■ Description of the task
Collect all lines from the records below that include the word "this".

■ Entries from a dataset
______________________________
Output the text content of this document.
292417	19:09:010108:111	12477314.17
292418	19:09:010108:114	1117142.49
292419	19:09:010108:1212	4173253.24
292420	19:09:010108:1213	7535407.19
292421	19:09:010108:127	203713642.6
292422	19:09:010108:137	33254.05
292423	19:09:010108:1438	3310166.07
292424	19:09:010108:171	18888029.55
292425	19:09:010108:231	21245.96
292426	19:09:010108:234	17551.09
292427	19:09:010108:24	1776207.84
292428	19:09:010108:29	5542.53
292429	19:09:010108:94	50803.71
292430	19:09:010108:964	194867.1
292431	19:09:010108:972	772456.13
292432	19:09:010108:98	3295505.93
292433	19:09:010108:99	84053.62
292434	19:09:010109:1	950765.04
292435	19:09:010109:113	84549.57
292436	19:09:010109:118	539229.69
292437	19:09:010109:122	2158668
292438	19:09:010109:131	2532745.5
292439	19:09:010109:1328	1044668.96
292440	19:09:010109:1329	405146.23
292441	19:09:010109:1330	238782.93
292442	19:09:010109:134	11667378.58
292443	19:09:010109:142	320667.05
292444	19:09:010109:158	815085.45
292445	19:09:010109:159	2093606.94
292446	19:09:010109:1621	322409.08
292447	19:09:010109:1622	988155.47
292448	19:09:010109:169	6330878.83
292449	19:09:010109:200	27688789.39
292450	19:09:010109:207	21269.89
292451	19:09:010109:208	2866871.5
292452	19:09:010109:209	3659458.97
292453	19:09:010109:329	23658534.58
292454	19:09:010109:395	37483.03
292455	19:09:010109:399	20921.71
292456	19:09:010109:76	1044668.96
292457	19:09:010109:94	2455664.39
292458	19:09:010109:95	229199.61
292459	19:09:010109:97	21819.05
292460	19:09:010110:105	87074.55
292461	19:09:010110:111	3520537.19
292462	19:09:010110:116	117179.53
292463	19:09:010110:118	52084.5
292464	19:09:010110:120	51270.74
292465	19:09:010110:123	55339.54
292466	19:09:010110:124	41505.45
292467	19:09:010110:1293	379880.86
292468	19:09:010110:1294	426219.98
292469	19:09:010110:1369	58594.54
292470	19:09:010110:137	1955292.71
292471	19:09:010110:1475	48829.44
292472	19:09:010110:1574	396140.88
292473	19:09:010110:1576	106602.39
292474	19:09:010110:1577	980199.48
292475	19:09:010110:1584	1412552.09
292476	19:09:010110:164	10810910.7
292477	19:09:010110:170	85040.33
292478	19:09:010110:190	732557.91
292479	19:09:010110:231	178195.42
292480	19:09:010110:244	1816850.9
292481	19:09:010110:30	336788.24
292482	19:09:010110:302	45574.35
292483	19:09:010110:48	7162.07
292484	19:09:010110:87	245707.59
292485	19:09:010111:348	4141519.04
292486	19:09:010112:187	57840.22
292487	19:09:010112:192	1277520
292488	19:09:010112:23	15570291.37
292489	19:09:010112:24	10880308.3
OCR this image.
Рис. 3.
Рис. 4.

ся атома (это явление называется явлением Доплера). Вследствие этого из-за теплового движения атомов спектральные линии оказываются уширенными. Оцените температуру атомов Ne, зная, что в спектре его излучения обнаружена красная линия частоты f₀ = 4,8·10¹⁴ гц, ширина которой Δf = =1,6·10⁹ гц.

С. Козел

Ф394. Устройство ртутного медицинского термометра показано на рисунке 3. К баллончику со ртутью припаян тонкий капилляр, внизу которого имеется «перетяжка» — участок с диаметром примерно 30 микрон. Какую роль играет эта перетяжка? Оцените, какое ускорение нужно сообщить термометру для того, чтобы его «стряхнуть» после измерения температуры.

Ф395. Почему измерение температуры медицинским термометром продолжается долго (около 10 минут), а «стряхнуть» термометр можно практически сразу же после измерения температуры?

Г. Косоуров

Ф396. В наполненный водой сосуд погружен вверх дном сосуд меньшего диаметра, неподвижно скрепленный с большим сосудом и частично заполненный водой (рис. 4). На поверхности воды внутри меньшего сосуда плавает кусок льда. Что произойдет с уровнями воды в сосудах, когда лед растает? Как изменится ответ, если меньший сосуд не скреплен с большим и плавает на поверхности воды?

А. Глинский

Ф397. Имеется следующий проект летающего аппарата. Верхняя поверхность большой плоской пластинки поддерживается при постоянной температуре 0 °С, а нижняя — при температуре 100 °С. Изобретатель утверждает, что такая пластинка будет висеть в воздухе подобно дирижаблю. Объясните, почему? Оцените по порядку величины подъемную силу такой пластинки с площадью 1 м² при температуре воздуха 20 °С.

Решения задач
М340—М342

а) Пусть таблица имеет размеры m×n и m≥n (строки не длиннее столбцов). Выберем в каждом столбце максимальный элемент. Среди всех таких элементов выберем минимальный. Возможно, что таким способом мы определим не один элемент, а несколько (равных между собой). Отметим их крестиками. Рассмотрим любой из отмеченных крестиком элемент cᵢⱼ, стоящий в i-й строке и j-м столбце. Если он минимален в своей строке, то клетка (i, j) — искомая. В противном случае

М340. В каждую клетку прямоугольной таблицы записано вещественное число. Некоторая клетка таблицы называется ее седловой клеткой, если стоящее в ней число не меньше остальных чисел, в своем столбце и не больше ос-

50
______________________________
■ Response to the task
Output the text content of this document.
OCR this image.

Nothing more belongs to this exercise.